- Required task -
Return the records in full, exactly as given.

- Records supplied -

___

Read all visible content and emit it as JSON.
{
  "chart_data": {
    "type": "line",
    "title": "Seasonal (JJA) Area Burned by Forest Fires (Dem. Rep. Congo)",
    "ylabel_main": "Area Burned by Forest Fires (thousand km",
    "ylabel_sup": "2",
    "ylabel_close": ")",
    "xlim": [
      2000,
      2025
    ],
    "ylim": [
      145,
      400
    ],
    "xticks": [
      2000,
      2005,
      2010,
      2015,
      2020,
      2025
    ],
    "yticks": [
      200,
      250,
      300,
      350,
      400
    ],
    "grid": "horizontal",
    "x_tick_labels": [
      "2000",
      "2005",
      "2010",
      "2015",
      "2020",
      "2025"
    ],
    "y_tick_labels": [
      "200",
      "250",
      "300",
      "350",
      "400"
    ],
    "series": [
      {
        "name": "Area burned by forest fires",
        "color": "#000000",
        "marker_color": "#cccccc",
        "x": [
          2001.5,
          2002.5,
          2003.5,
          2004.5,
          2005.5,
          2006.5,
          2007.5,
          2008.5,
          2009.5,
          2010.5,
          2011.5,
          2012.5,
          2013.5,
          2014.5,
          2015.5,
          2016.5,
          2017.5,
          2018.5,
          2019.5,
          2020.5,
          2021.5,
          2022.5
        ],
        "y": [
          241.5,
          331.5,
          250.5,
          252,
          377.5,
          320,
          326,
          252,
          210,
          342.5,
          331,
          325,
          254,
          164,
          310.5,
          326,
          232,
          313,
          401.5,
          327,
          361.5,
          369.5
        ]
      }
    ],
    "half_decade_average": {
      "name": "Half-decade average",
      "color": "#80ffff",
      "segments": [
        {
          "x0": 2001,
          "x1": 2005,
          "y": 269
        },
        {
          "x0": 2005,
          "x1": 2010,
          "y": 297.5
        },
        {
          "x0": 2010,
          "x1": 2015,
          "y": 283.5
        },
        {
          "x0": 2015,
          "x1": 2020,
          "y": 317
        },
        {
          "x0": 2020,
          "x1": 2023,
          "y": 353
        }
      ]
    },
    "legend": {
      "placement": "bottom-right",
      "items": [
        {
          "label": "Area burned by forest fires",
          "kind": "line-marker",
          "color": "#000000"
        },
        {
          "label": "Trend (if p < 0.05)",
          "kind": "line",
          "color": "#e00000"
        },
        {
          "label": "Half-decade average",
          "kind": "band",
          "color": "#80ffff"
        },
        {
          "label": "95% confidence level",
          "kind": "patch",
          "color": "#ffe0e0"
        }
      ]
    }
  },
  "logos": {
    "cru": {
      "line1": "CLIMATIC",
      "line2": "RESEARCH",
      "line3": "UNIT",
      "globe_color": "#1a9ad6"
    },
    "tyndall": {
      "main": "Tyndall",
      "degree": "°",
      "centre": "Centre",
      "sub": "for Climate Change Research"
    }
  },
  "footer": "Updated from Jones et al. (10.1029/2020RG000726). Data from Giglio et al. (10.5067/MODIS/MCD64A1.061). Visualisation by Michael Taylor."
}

___

- Result -
Read all visible content and emit it as JSON.
{
  "chart_data": {
    "type": "line",
    "title": "Seasonal (JJA) Area Burned by Forest Fires (Dem. Rep. Congo)",
    "ylabel_main": "Area Burned by Forest Fires (thousand km",
    "ylabel_sup": "2",
    "ylabel_close": ")",
    "xlim": [
      2000,
      2025
    ],
    "ylim": [
      145,
      400
    ],
    "xticks": [
      2000,
      2005,
      2010,
      2015,
      2020,
      2025
    ],
    "yticks": [
      200,
      250,
      300,
      350,
      400
    ],
    "grid": "horizontal",
    "x_tick_labels": [
      "2000",
      "2005",
      "2010",
      "2015",
      "2020",
      "2025"
    ],
    "y_tick_labels": [
      "200",
      "250",
      "300",
      "350",
      "400"
    ],
    "series": [
      {
        "name": "Area burned by forest fires",
        "color": "#000000",
        "marker_color": "#cccccc",
        "x": [
          2001.5,
          2002.5,
          2003.5,
          2004.5,
          2005.5,
          2006.5,
          2007.5,
          2008.5,
          2009.5,
          2010.5,
          2011.5,
          2012.5,
          2013.5,
          2014.5,
          2015.5,
          2016.5,
          2017.5,
          2018.5,
          2019.5,
          2020.5,
          2021.5,
          2022.5
        ],
        "y": [
          241.5,
          331.5,
          250.5,
          252,
          377.5,
          320,
          326,
          252,
          210,
          342.5,
          331,
          325,
          254,
          164,
          310.5,
          326,
          232,
          313,
          401.5,
          327,
          361.5,
          369.5
        ]
      }
    ],
    "half_decade_average": {
      "name": "Half-decade average",
      "color": "#80ffff",
      "segments": [
        {
          "x0": 2001,
          "x1": 2005,
          "y": 269
        },
        {
          "x0": 2005,
          "x1": 2010,
          "y": 297.5
        },
        {
          "x0": 2010,
          "x1": 2015,
          "y": 283.5
        },
        {
          "x0": 2015,
          "x1": 2020,
          "y": 317
        },
        {
          "x0": 2020,
          "x1": 2023,
          "y": 353
        }
      ]
    },
    "legend": {
      "placement": "bottom-right",
      "items": [
        {
          "label": "Area burned by forest fires",
          "kind": "line-marker",
          "color": "#000000"
        },
        {
          "label": "Trend (if p < 0.05)",
          "kind": "line",
          "color": "#e00000"
        },
        {
          "label": "Half-decade average",
          "kind": "band",
          "color": "#80ffff"
        },
        {
          "label": "95% confidence level",
          "kind": "patch",
          "color": "#ffe0e0"
        }
      ]
    }
  },
  "logos": {
    "cru": {
      "line1": "CLIMATIC",
      "line2": "RESEARCH",
      "line3": "UNIT",
      "globe_color": "#1a9ad6"
    },
    "tyndall": {
      "main": "Tyndall",
      "degree": "°",
      "centre": "Centre",
      "sub": "for Climate Change Research"
    }
  },
  "footer": "Updated from Jones et al. (10.1029/2020RG000726). Data from Giglio et al. (10.5067/MODIS/MCD64A1.061). Visualisation by Michael Taylor."
}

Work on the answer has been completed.